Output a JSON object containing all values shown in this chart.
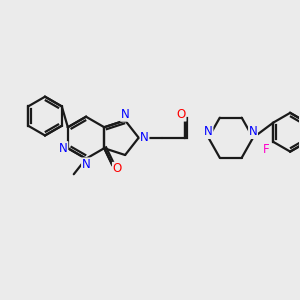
{
  "bg_color": "#ebebeb",
  "bond_color": "#1a1a1a",
  "N_color": "#0000ff",
  "O_color": "#ff0000",
  "F_color": "#ff00cc",
  "line_width": 1.6,
  "font_size": 8.5,
  "fig_size": [
    3.0,
    3.0
  ],
  "dpi": 100,
  "xlim": [
    -4.2,
    5.0
  ],
  "ylim": [
    -2.5,
    2.5
  ]
}
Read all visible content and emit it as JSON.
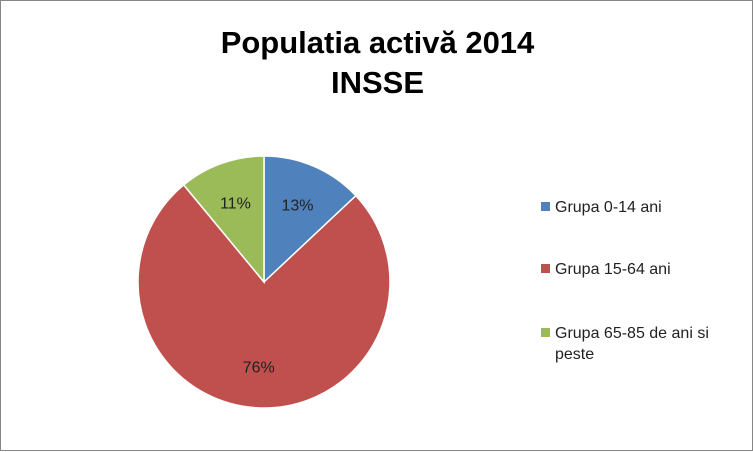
{
  "chart_data": {
    "type": "pie",
    "title": "Populatia activă 2014",
    "subtitle": "INSSE",
    "categories": [
      "Grupa 0-14 ani",
      "Grupa 15-64 ani",
      "Grupa 65-85 de ani si peste"
    ],
    "values": [
      13,
      76,
      11
    ],
    "data_labels": [
      "13%",
      "76%",
      "11%"
    ],
    "colors": [
      "#4F81BD",
      "#C0504D",
      "#9BBB59"
    ],
    "legend_position": "right"
  }
}
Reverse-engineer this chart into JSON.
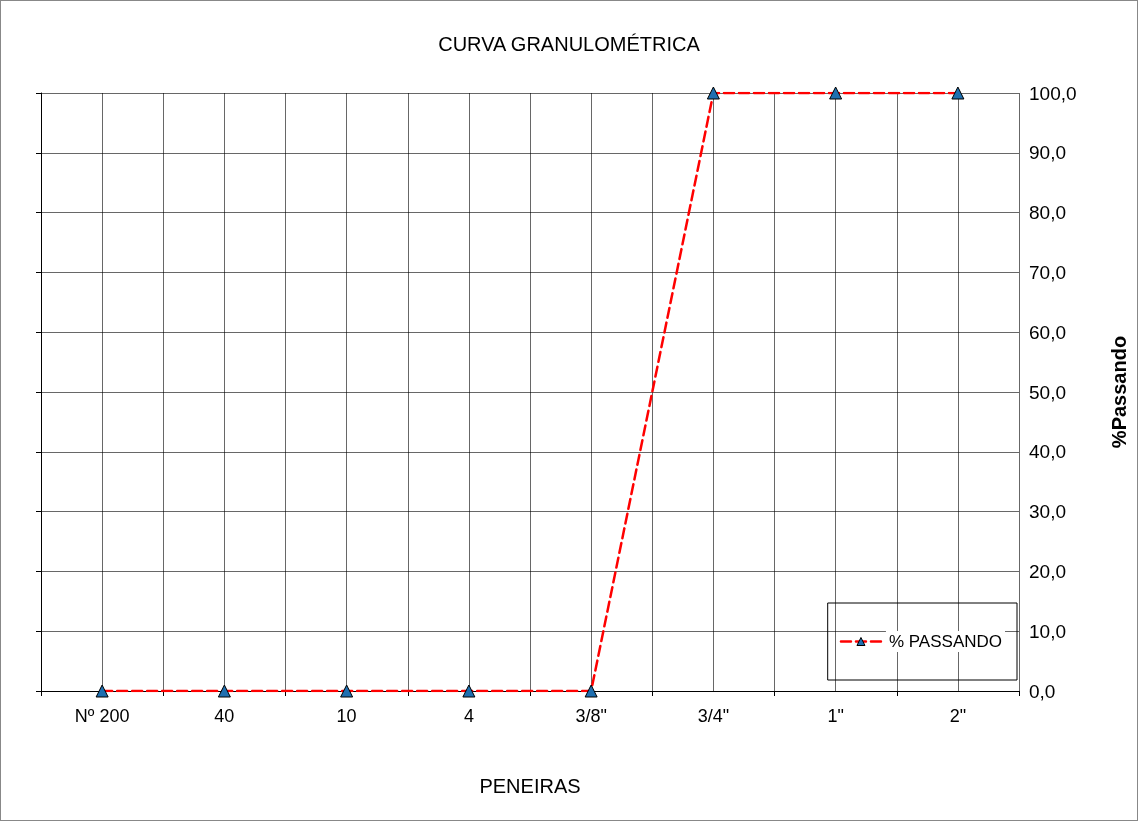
{
  "chart_data": {
    "type": "line",
    "title": "CURVA GRANULOMÉTRICA",
    "xlabel": "PENEIRAS",
    "ylabel": "%Passando",
    "categories": [
      "Nº 200",
      "40",
      "10",
      "4",
      "3/8\"",
      "3/4\"",
      "1\"",
      "2\""
    ],
    "series": [
      {
        "name": "% PASSANDO",
        "color": "#ff0000",
        "values": [
          0,
          0,
          0,
          0,
          0,
          100,
          100,
          100
        ]
      }
    ],
    "ylim": [
      0,
      100
    ],
    "yticks": [
      {
        "value": 0,
        "label": "0,0"
      },
      {
        "value": 10,
        "label": "10,0"
      },
      {
        "value": 20,
        "label": "20,0"
      },
      {
        "value": 30,
        "label": "30,0"
      },
      {
        "value": 40,
        "label": "40,0"
      },
      {
        "value": 50,
        "label": "50,0"
      },
      {
        "value": 60,
        "label": "60,0"
      },
      {
        "value": 70,
        "label": "70,0"
      },
      {
        "value": 80,
        "label": "80,0"
      },
      {
        "value": 90,
        "label": "90,0"
      },
      {
        "value": 100,
        "label": "100,0"
      }
    ],
    "grid": true,
    "legend": "bottom right",
    "marker": "triangle",
    "line_style": "dashed"
  }
}
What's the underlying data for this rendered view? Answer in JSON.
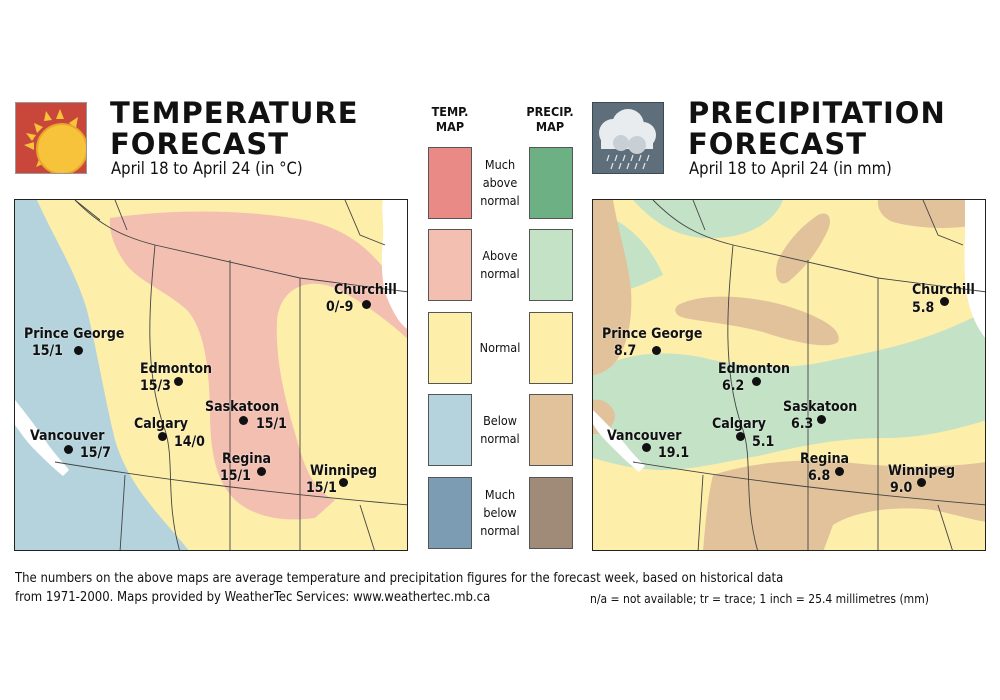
{
  "temperature": {
    "title": "TEMPERATURE\nFORECAST",
    "subtitle": "April 18 to April 24 (in °C)",
    "icon": "sun-icon",
    "cities": [
      {
        "name": "Churchill",
        "value": "0/-9"
      },
      {
        "name": "Prince George",
        "value": "15/1"
      },
      {
        "name": "Edmonton",
        "value": "15/3"
      },
      {
        "name": "Saskatoon",
        "value": "15/1"
      },
      {
        "name": "Calgary",
        "value": "14/0"
      },
      {
        "name": "Vancouver",
        "value": "15/7"
      },
      {
        "name": "Regina",
        "value": "15/1"
      },
      {
        "name": "Winnipeg",
        "value": "15/1"
      }
    ]
  },
  "precipitation": {
    "title": "PRECIPITATION\nFORECAST",
    "subtitle": "April 18 to April 24 (in mm)",
    "icon": "rain-cloud-icon",
    "cities": [
      {
        "name": "Churchill",
        "value": "5.8"
      },
      {
        "name": "Prince George",
        "value": "8.7"
      },
      {
        "name": "Edmonton",
        "value": "6.2"
      },
      {
        "name": "Saskatoon",
        "value": "6.3"
      },
      {
        "name": "Vancouver",
        "value": "19.1"
      },
      {
        "name": "Calgary",
        "value": "5.1"
      },
      {
        "name": "Regina",
        "value": "6.8"
      },
      {
        "name": "Winnipeg",
        "value": "9.0"
      }
    ]
  },
  "legend": {
    "temp_heading": "TEMP.\nMAP",
    "precip_heading": "PRECIP.\nMAP",
    "categories": [
      {
        "label": "Much\nabove\nnormal",
        "temp_color": "#e98a86",
        "precip_color": "#6cb083"
      },
      {
        "label": "Above\nnormal",
        "temp_color": "#f3bfb1",
        "precip_color": "#c3e2c6"
      },
      {
        "label": "Normal",
        "temp_color": "#fdeeaa",
        "precip_color": "#fdeeaa"
      },
      {
        "label": "Below\nnormal",
        "temp_color": "#b5d3dc",
        "precip_color": "#e1c29b"
      },
      {
        "label": "Much\nbelow\nnormal",
        "temp_color": "#7b9cb2",
        "precip_color": "#a08a78"
      }
    ]
  },
  "colors": {
    "water": "#ffffff",
    "border": "#444444",
    "sun_bg": "#c8473a",
    "sun_yellow": "#f6c33a",
    "cloud_bg": "#5e6e7a"
  },
  "footer": {
    "line1": "The numbers on the above maps are average temperature and precipitation figures for the forecast week, based on historical data",
    "line2": "from 1971-2000. Maps provided by WeatherTec Services: www.weathertec.mb.ca",
    "note": "n/a = not available;  tr = trace;  1 inch = 25.4 millimetres (mm)"
  }
}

### Task requirements
Your copy of the data above should match it exactly, except that pictures are left out.

### Output of the task
Output a JSON object containing all values shown in this chart.
{
  "bg_color": "#ebebeb",
  "bond_color": "#1a1a1a",
  "N_color": "#0000ff",
  "O_color": "#ff0000",
  "F_color": "#ff00cc",
  "line_width": 1.6,
  "font_size": 8.5,
  "fig_size": [
    3.0,
    3.0
  ],
  "dpi": 100,
  "xlim": [
    -4.2,
    5.0
  ],
  "ylim": [
    -2.5,
    2.5
  ]
}
Read all visible content and emit it as JSON.
{
  "chart_data": {
    "type": "pie",
    "title": "Populatia activă 2014",
    "subtitle": "INSSE",
    "categories": [
      "Grupa 0-14 ani",
      "Grupa 15-64 ani",
      "Grupa 65-85 de ani si peste"
    ],
    "values": [
      13,
      76,
      11
    ],
    "data_labels": [
      "13%",
      "76%",
      "11%"
    ],
    "colors": [
      "#4F81BD",
      "#C0504D",
      "#9BBB59"
    ],
    "legend_position": "right"
  }
}
Reverse-engineer this chart into JSON.
{
  "chart_data": {
    "type": "line",
    "title": "CURVA GRANULOMÉTRICA",
    "xlabel": "PENEIRAS",
    "ylabel": "%Passando",
    "categories": [
      "Nº 200",
      "40",
      "10",
      "4",
      "3/8\"",
      "3/4\"",
      "1\"",
      "2\""
    ],
    "series": [
      {
        "name": "% PASSANDO",
        "color": "#ff0000",
        "values": [
          0,
          0,
          0,
          0,
          0,
          100,
          100,
          100
        ]
      }
    ],
    "ylim": [
      0,
      100
    ],
    "yticks": [
      {
        "value": 0,
        "label": "0,0"
      },
      {
        "value": 10,
        "label": "10,0"
      },
      {
        "value": 20,
        "label": "20,0"
      },
      {
        "value": 30,
        "label": "30,0"
      },
      {
        "value": 40,
        "label": "40,0"
      },
      {
        "value": 50,
        "label": "50,0"
      },
      {
        "value": 60,
        "label": "60,0"
      },
      {
        "value": 70,
        "label": "70,0"
      },
      {
        "value": 80,
        "label": "80,0"
      },
      {
        "value": 90,
        "label": "90,0"
      },
      {
        "value": 100,
        "label": "100,0"
      }
    ],
    "grid": true,
    "legend": "bottom right",
    "marker": "triangle",
    "line_style": "dashed"
  }
}
What's the underlying data for this rendered view? Answer in JSON.
{
  "temperature": {
    "title": "TEMPERATURE\nFORECAST",
    "subtitle": "April 18 to April 24 (in °C)",
    "icon": "sun-icon",
    "cities": [
      {
        "name": "Churchill",
        "value": "0/-9"
      },
      {
        "name": "Prince George",
        "value": "15/1"
      },
      {
        "name": "Edmonton",
        "value": "15/3"
      },
      {
        "name": "Saskatoon",
        "value": "15/1"
      },
      {
        "name": "Calgary",
        "value": "14/0"
      },
      {
        "name": "Vancouver",
        "value": "15/7"
      },
      {
        "name": "Regina",
        "value": "15/1"
      },
      {
        "name": "Winnipeg",
        "value": "15/1"
      }
    ]
  },
  "precipitation": {
    "title": "PRECIPITATION\nFORECAST",
    "subtitle": "April 18 to April 24 (in mm)",
    "icon": "rain-cloud-icon",
    "cities": [
      {
        "name": "Churchill",
        "value": "5.8"
      },
      {
        "name": "Prince George",
        "value": "8.7"
      },
      {
        "name": "Edmonton",
        "value": "6.2"
      },
      {
        "name": "Saskatoon",
        "value": "6.3"
      },
      {
        "name": "Vancouver",
        "value": "19.1"
      },
      {
        "name": "Calgary",
        "value": "5.1"
      },
      {
        "name": "Regina",
        "value": "6.8"
      },
      {
        "name": "Winnipeg",
        "value": "9.0"
      }
    ]
  },
  "legend": {
    "temp_heading": "TEMP.\nMAP",
    "precip_heading": "PRECIP.\nMAP",
    "categories": [
      {
        "label": "Much\nabove\nnormal",
        "temp_color": "#e98a86",
        "precip_color": "#6cb083"
      },
      {
        "label": "Above\nnormal",
        "temp_color": "#f3bfb1",
        "precip_color": "#c3e2c6"
      },
      {
        "label": "Normal",
        "temp_color": "#fdeeaa",
        "precip_color": "#fdeeaa"
      },
      {
        "label": "Below\nnormal",
        "temp_color": "#b5d3dc",
        "precip_color": "#e1c29b"
      },
      {
        "label": "Much\nbelow\nnormal",
        "temp_color": "#7b9cb2",
        "precip_color": "#a08a78"
      }
    ]
  },
  "colors": {
    "water": "#ffffff",
    "border": "#444444",
    "sun_bg": "#c8473a",
    "sun_yellow": "#f6c33a",
    "cloud_bg": "#5e6e7a"
  },
  "footer": {
    "line1": "The numbers on the above maps are average temperature and precipitation figures for the forecast week, based on historical data",
    "line2": "from 1971-2000. Maps provided by WeatherTec Services: www.weathertec.mb.ca",
    "note": "n/a = not available;  tr = trace;  1 inch = 25.4 millimetres (mm)"
  }
}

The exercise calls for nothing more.